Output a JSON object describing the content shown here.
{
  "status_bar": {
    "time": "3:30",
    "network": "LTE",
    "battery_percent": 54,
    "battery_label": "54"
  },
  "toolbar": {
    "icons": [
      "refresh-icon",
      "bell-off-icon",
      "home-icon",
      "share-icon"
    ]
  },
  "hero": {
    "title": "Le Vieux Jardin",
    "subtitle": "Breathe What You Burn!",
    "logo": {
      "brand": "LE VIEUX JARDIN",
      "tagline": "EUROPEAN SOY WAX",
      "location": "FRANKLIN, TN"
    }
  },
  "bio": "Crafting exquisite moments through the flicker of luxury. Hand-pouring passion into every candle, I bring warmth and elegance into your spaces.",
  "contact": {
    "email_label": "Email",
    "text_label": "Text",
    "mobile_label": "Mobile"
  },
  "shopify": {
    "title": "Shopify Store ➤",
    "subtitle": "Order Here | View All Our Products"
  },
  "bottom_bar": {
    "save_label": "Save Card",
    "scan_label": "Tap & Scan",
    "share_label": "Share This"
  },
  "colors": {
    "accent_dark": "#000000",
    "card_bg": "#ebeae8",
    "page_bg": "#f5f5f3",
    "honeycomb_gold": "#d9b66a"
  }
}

******************************

Your goal
Copy every line of the records word for word.

Final answer
Output a JSON object describing the content shown here.
{
  "status_bar": {
    "time": "3:30",
    "network": "LTE",
    "battery_percent": 54,
    "battery_label": "54"
  },
  "toolbar": {
    "icons": [
      "refresh-icon",
      "bell-off-icon",
      "home-icon",
      "share-icon"
    ]
  },
  "hero": {
    "title": "Le Vieux Jardin",
    "subtitle": "Breathe What You Burn!",
    "logo": {
      "brand": "LE VIEUX JARDIN",
      "tagline": "EUROPEAN SOY WAX",
      "location": "FRANKLIN, TN"
    }
  },
  "bio": "Crafting exquisite moments through the flicker of luxury. Hand-pouring passion into every candle, I bring warmth and elegance into your spaces.",
  "contact": {
    "email_label": "Email",
    "text_label": "Text",
    "mobile_label": "Mobile"
  },
  "shopify": {
    "title": "Shopify Store ➤",
    "subtitle": "Order Here | View All Our Products"
  },
  "bottom_bar": {
    "save_label": "Save Card",
    "scan_label": "Tap & Scan",
    "share_label": "Share This"
  },
  "colors": {
    "accent_dark": "#000000",
    "card_bg": "#ebeae8",
    "page_bg": "#f5f5f3",
    "honeycomb_gold": "#d9b66a"
  }
}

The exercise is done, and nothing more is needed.